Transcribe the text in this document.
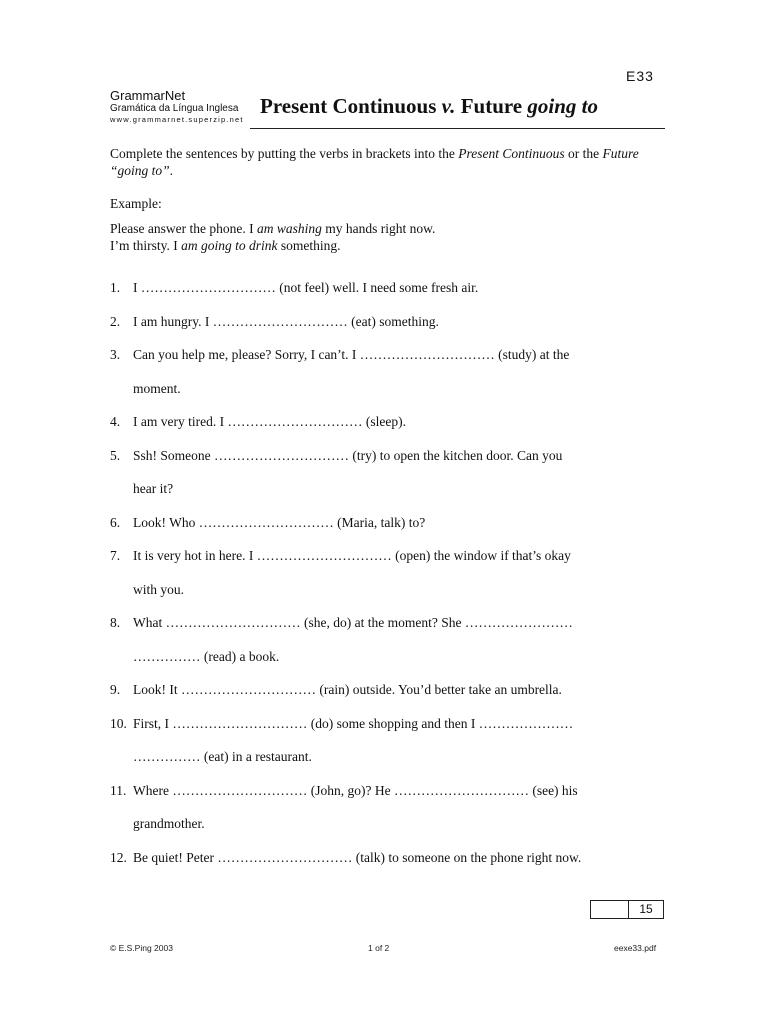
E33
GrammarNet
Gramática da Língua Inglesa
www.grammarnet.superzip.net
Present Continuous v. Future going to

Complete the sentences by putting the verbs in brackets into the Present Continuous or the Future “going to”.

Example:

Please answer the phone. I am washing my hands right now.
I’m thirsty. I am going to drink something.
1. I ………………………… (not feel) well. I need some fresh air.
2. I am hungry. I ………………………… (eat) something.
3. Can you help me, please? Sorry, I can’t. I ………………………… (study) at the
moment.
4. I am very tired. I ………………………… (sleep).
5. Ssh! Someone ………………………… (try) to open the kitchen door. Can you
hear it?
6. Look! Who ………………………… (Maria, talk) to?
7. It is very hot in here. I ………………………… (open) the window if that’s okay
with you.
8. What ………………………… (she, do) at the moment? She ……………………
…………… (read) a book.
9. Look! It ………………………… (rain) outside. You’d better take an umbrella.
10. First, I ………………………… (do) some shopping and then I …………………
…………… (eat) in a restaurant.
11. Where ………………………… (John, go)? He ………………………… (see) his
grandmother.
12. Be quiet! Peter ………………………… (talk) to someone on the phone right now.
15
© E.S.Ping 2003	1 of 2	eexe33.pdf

■ ■ ■

Reproduce the records, all of them, word for word; omit the pictures.

Transcribe the text in this document.
E33
GrammarNet
Gramática da Língua Inglesa
www.grammarnet.superzip.net
Present Continuous v. Future going to

Complete the sentences by putting the verbs in brackets into the Present Continuous or the Future “going to”.

Example:

Please answer the phone. I am washing my hands right now.
I’m thirsty. I am going to drink something.
1. I ………………………… (not feel) well. I need some fresh air.
2. I am hungry. I ………………………… (eat) something.
3. Can you help me, please? Sorry, I can’t. I ………………………… (study) at the
moment.
4. I am very tired. I ………………………… (sleep).
5. Ssh! Someone ………………………… (try) to open the kitchen door. Can you
hear it?
6. Look! Who ………………………… (Maria, talk) to?
7. It is very hot in here. I ………………………… (open) the window if that’s okay
with you.
8. What ………………………… (she, do) at the moment? She ……………………
…………… (read) a book.
9. Look! It ………………………… (rain) outside. You’d better take an umbrella.
10. First, I ………………………… (do) some shopping and then I …………………
…………… (eat) in a restaurant.
11. Where ………………………… (John, go)? He ………………………… (see) his
grandmother.
12. Be quiet! Peter ………………………… (talk) to someone on the phone right now.
15
© E.S.Ping 2003	1 of 2	eexe33.pdf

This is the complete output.